Prompt: Extract all lines that hold "discs" from the records below.

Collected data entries

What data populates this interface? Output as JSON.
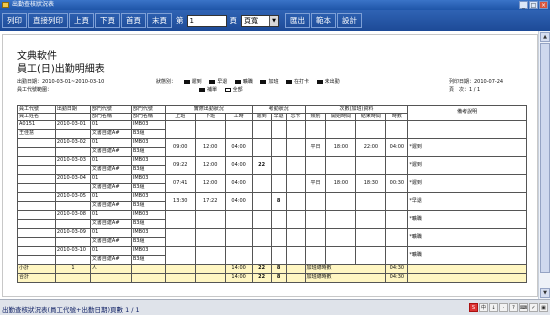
{
  "window": {
    "title": "出勤查核狀況表",
    "min": "_",
    "max": "□",
    "close": "×"
  },
  "toolbar": {
    "print": "列印",
    "print_direct": "直接列印",
    "prev_page": "上頁",
    "next_page": "下頁",
    "first_page": "首頁",
    "last_page": "末頁",
    "goto_prefix": "第",
    "page_value": "1",
    "goto_suffix": "頁",
    "view_select": "頁寬",
    "export": "匯出",
    "sample": "範本",
    "settings": "設計"
  },
  "report": {
    "company": "文典軟件",
    "title": "員工(日)出勤明細表",
    "date_range": "出勤日期：2010-03-01~2010-03-10",
    "status_label": "狀態別：",
    "legend": [
      "遲到",
      "早退",
      "曠職",
      "加班",
      "在打卡",
      "未出勤",
      "補單",
      "全部"
    ],
    "employee_filter": "員工代號範圍：",
    "print_date": "列印日期：2010-07-24",
    "page_info": "頁　次：1 / 1"
  },
  "table": {
    "groups": [
      "實際出勤狀況",
      "考勤狀況",
      "次數(加班)資料",
      "備考說明"
    ],
    "headers": [
      "員工代號",
      "出勤日期",
      "部門代號",
      "部門代號",
      "上班",
      "下班",
      "工時",
      "遲到",
      "早退",
      "忘卡",
      "類別",
      "開始時間",
      "結束時間",
      "時數"
    ],
    "headers2": [
      "員工姓名",
      "",
      "部門名稱",
      "部門名稱"
    ],
    "emp_id": "A0151",
    "emp_name": "王佳慧",
    "rows": [
      {
        "date": "2010-03-01",
        "dept_code": "01",
        "dept_name": "文書自建A#",
        "unit_code": "IMB03",
        "unit_name": "B3組",
        "in": "",
        "out": "",
        "hours": "",
        "late": "",
        "early": "",
        "forgot": "",
        "ot_type": "",
        "ot_start": "",
        "ot_end": "",
        "ot_hours": "",
        "note": ""
      },
      {
        "date": "2010-03-02",
        "dept_code": "01",
        "dept_name": "文書自建A#",
        "unit_code": "IMB03",
        "unit_name": "B3組",
        "in": "09:00",
        "out": "12:00",
        "hours": "04:00",
        "late": "",
        "early": "",
        "forgot": "",
        "ot_type": "平日",
        "ot_start": "18:00",
        "ot_end": "22:00",
        "ot_hours": "04:00",
        "note": "*遲到"
      },
      {
        "date": "2010-03-03",
        "dept_code": "01",
        "dept_name": "文書自建A#",
        "unit_code": "IMB03",
        "unit_name": "B3組",
        "in": "09:22",
        "out": "12:00",
        "hours": "04:00",
        "late": "22",
        "early": "",
        "forgot": "",
        "ot_type": "",
        "ot_start": "",
        "ot_end": "",
        "ot_hours": "",
        "note": "*遲到"
      },
      {
        "date": "2010-03-04",
        "dept_code": "01",
        "dept_name": "文書自建A#",
        "unit_code": "IMB03",
        "unit_name": "B3組",
        "in": "07:41",
        "out": "12:00",
        "hours": "04:00",
        "late": "",
        "early": "",
        "forgot": "",
        "ot_type": "平日",
        "ot_start": "18:00",
        "ot_end": "18:30",
        "ot_hours": "00:30",
        "note": "*遲到"
      },
      {
        "date": "2010-03-05",
        "dept_code": "01",
        "dept_name": "文書自建A#",
        "unit_code": "IMB03",
        "unit_name": "B3組",
        "in": "13:30",
        "out": "17:22",
        "hours": "04:00",
        "late": "",
        "early": "8",
        "forgot": "",
        "ot_type": "",
        "ot_start": "",
        "ot_end": "",
        "ot_hours": "",
        "note": "*早退"
      },
      {
        "date": "2010-03-08",
        "dept_code": "01",
        "dept_name": "文書自建A#",
        "unit_code": "IMB03",
        "unit_name": "B3組",
        "in": "",
        "out": "",
        "hours": "",
        "late": "",
        "early": "",
        "forgot": "",
        "ot_type": "",
        "ot_start": "",
        "ot_end": "",
        "ot_hours": "",
        "note": "*曠職"
      },
      {
        "date": "2010-03-09",
        "dept_code": "01",
        "dept_name": "文書自建A#",
        "unit_code": "IMB03",
        "unit_name": "B3組",
        "in": "",
        "out": "",
        "hours": "",
        "late": "",
        "early": "",
        "forgot": "",
        "ot_type": "",
        "ot_start": "",
        "ot_end": "",
        "ot_hours": "",
        "note": "*曠職"
      },
      {
        "date": "2010-03-10",
        "dept_code": "01",
        "dept_name": "文書自建A#",
        "unit_code": "IMB03",
        "unit_name": "B3組",
        "in": "",
        "out": "",
        "hours": "",
        "late": "",
        "early": "",
        "forgot": "",
        "ot_type": "",
        "ot_start": "",
        "ot_end": "",
        "ot_hours": "",
        "note": "*曠職"
      }
    ],
    "subtotal": {
      "label": "小計",
      "count": "1",
      "unit": "人",
      "hours": "14:00",
      "late": "22",
      "early": "8",
      "ot_label": "加班總時數",
      "ot_total": "04:30"
    },
    "total": {
      "label": "合計",
      "hours": "14:00",
      "late": "22",
      "early": "8",
      "ot_label": "加班總時數",
      "ot_total": "04:30"
    }
  },
  "status": {
    "text": "出勤查核狀況表(員工代號+出勤日期)頁數 1 / 1"
  },
  "tray": [
    "S",
    "中",
    "↓",
    "·",
    "?",
    "⌨",
    "✓",
    "▣"
  ]
}
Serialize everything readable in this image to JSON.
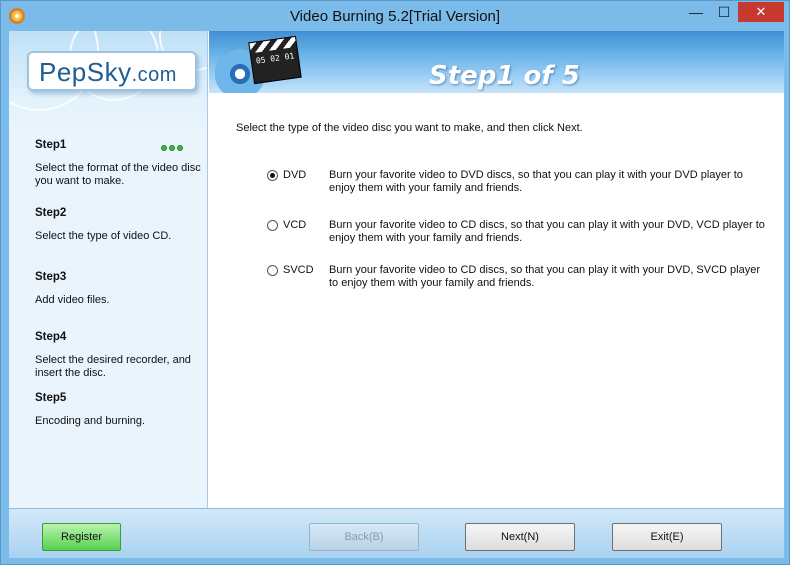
{
  "window": {
    "title": "Video Burning 5.2[Trial Version]",
    "minimize_glyph": "—",
    "maximize_glyph": "☐",
    "close_glyph": "✕"
  },
  "logo": {
    "brand": "PepSky",
    "suffix": ".com"
  },
  "header": {
    "step_heading": "Step1 of 5",
    "clapper_text": "05 02 01"
  },
  "steps": [
    {
      "title": "Step1",
      "desc": "Select the format of the video disc you want to make.",
      "active": true
    },
    {
      "title": "Step2",
      "desc": "Select the type of video CD."
    },
    {
      "title": "Step3",
      "desc": "Add video files."
    },
    {
      "title": "Step4",
      "desc": "Select the desired recorder, and insert the disc."
    },
    {
      "title": "Step5",
      "desc": "Encoding and burning."
    }
  ],
  "main": {
    "instruction": "Select the type of the video disc you want to make, and then click Next.",
    "options": [
      {
        "label": "DVD",
        "desc": "Burn your favorite video to DVD discs, so that you can play it with your DVD player to enjoy them with your family and friends.",
        "selected": true
      },
      {
        "label": "VCD",
        "desc": "Burn your favorite video to CD discs, so that you can play it with your DVD, VCD player to enjoy them with your family and friends.",
        "selected": false
      },
      {
        "label": "SVCD",
        "desc": "Burn your favorite video to CD discs, so that you can play it with your DVD, SVCD player to enjoy them with your family and friends.",
        "selected": false
      }
    ]
  },
  "footer": {
    "register_label": "Register",
    "back_label": "Back(B)",
    "next_label": "Next(N)",
    "exit_label": "Exit(E)"
  },
  "colors": {
    "accent": "#3f8fd2",
    "register_green": "#57d04f",
    "close_red": "#c7392f"
  }
}
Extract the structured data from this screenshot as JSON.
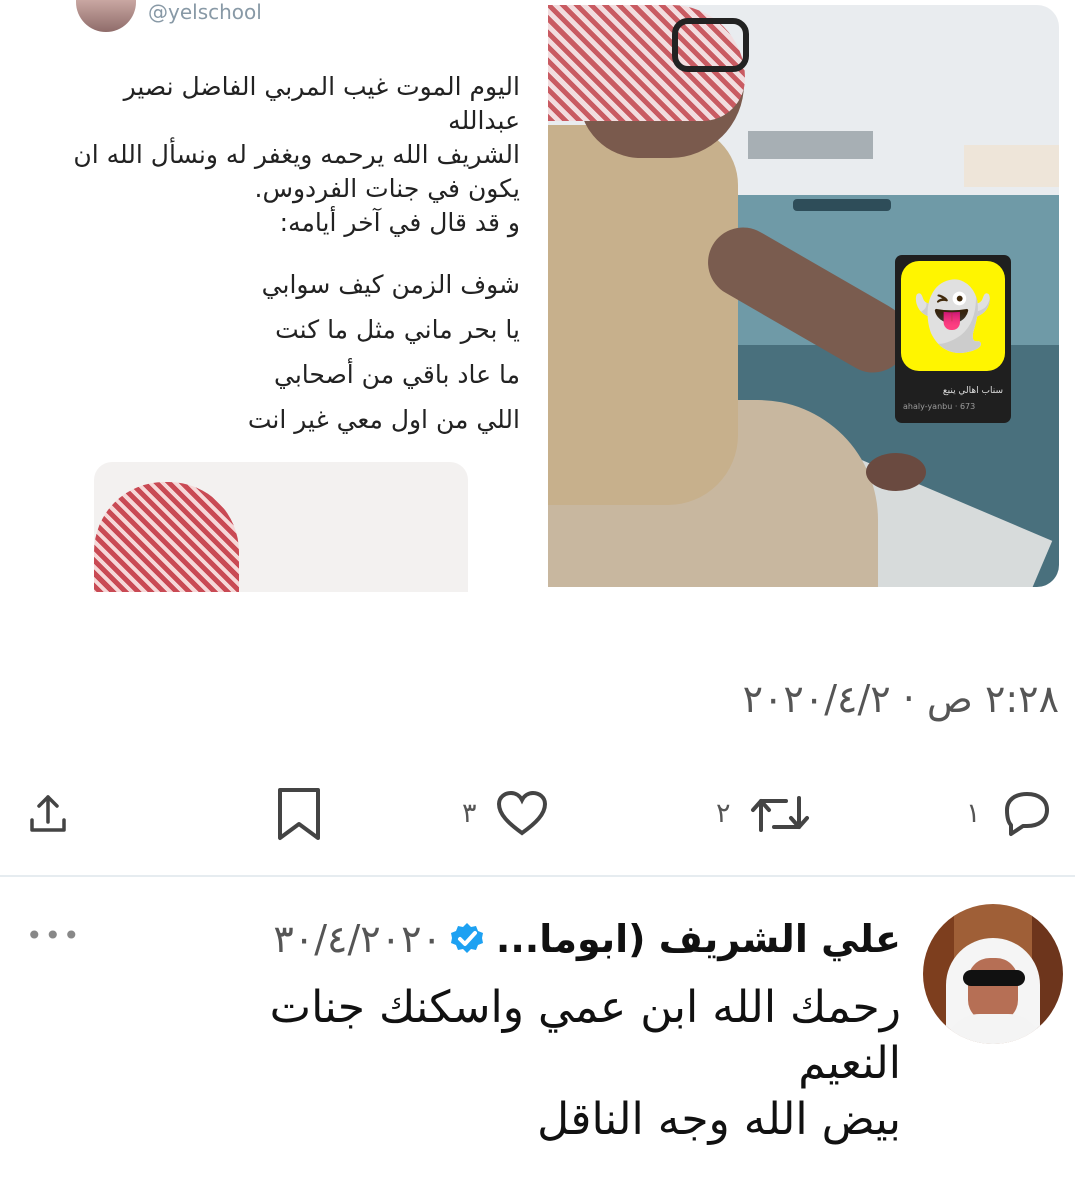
{
  "quoted_tweet": {
    "handle": "@yelschool",
    "text_lines": [
      "اليوم الموت غيب المربي الفاضل نصير عبدالله",
      "الشريف الله يرحمه ويغفر له ونسأل الله ان",
      "يكون في جنات الفردوس.",
      "و قد قال في آخر أيامه:"
    ],
    "poem_lines": [
      "شوف الزمن كيف سوابي",
      "يا بحر ماني مثل ما كنت",
      "ما عاد باقي من أصحابي",
      "اللي من اول معي غير انت"
    ]
  },
  "snapcode": {
    "label": "سناب اهالي ينبع",
    "handle": "ahaly-yanbu",
    "count": "673"
  },
  "tweet": {
    "timestamp": "٢:٢٨ ص · ٢٠٢٠/٤/٢"
  },
  "actions": {
    "reply_count": "١",
    "retweet_count": "٢",
    "like_count": "٣"
  },
  "reply": {
    "author": "علي الشريف (ابوما...",
    "date": "٣٠/٤/٢٠٢٠",
    "more": "•••",
    "lines": [
      "رحمك الله ابن عمي واسكنك جنات",
      "النعيم",
      "بيض الله وجه الناقل"
    ]
  },
  "icons": {
    "share": "share-icon",
    "bookmark": "bookmark-icon",
    "like": "heart-icon",
    "retweet": "retweet-icon",
    "reply": "reply-icon",
    "verified": "verified-badge-icon"
  },
  "colors": {
    "verified": "#1da1f2",
    "snap_yellow": "#fff500"
  }
}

Exercise solution:
        "desc": "Burn your favorite video to DVD discs, so that you can play it with your DVD player to enjoy them with your family and friends.",
        "desc": "Burn your favorite video to CD discs, so that you can play it with your DVD, VCD player to enjoy them with your family and friends.",
        "desc": "Burn your favorite video to CD discs, so that you can play it with your DVD, SVCD player to enjoy them with your family and friends.",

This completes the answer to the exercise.